[Data entries for graphics]
● ● ●

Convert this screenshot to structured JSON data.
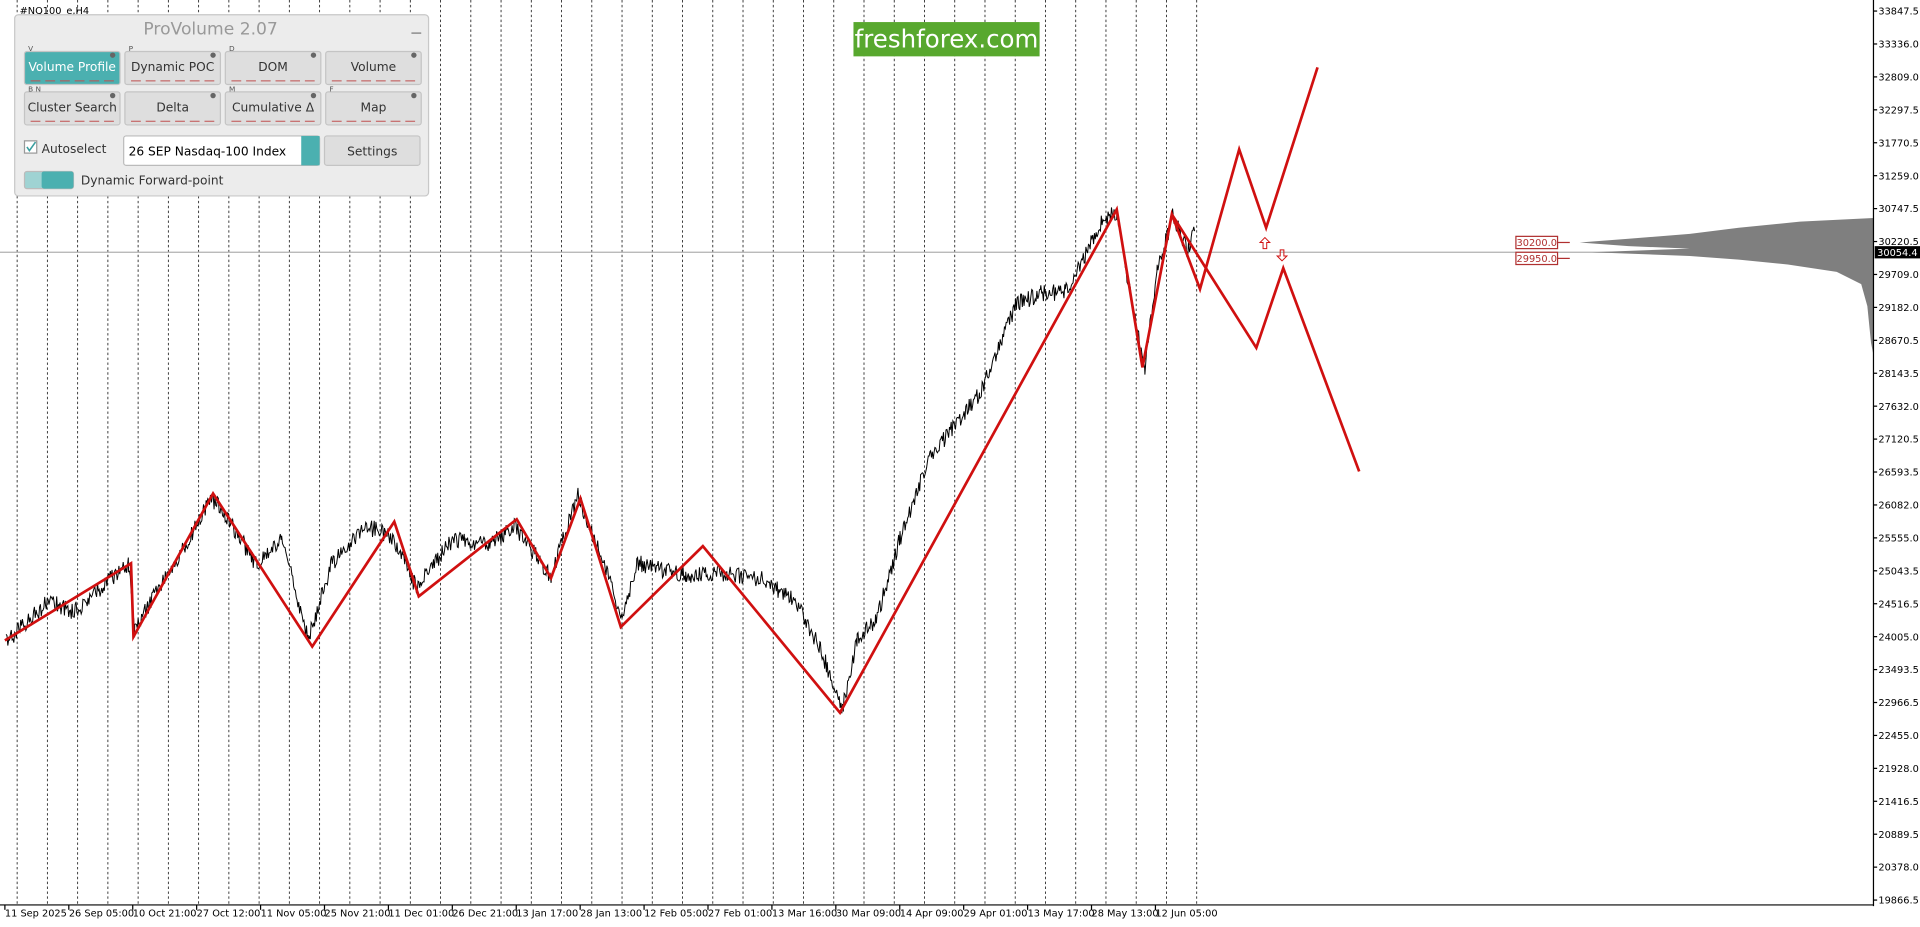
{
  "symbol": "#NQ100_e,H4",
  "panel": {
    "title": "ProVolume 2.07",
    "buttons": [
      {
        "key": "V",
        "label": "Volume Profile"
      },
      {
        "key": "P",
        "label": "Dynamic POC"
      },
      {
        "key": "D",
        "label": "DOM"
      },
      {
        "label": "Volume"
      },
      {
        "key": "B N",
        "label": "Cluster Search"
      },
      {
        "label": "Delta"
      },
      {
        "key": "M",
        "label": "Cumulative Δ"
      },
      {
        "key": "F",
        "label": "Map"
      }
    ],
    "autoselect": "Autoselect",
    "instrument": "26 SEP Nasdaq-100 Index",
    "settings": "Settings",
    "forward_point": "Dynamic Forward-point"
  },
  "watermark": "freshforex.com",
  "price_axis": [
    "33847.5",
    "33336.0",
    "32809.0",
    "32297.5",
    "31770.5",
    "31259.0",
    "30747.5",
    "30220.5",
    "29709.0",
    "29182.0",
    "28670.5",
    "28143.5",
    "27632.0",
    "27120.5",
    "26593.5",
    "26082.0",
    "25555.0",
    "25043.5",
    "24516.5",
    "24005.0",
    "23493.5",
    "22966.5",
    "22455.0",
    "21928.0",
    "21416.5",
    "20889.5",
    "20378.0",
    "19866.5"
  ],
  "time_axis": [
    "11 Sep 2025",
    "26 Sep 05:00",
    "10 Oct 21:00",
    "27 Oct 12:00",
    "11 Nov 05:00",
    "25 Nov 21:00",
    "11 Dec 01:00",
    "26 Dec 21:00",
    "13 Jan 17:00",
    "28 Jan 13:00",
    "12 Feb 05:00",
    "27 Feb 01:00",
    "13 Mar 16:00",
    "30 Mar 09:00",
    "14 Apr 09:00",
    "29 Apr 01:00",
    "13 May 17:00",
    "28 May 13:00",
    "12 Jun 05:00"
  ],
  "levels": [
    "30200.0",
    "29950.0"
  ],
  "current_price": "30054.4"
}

● ● ●

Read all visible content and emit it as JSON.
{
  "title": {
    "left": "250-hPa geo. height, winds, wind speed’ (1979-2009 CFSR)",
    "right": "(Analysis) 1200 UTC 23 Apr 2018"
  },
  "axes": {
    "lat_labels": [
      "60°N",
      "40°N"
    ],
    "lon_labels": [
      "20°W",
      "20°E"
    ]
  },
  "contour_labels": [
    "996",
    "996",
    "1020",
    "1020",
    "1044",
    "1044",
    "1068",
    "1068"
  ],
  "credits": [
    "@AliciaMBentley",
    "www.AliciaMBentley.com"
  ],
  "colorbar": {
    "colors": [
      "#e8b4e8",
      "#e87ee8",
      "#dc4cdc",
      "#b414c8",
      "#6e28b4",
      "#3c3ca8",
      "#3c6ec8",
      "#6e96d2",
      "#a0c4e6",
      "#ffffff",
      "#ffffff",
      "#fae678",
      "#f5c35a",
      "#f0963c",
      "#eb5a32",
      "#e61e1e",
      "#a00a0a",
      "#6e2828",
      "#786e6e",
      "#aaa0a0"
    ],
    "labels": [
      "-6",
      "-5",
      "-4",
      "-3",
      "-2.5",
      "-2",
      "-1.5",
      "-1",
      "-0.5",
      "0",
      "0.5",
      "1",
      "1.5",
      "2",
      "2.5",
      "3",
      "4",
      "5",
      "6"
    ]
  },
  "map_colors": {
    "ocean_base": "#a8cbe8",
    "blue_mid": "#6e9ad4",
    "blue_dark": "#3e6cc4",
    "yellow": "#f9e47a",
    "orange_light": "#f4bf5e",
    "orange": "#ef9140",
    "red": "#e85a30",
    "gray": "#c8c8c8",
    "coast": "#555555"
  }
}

● ● ●

● **THE REQUEST**: Your answer should be a single number: the count of lines in these records that hold the string "AliciaMBentley".

● **ANSWER TO THE PROBLEM**: 2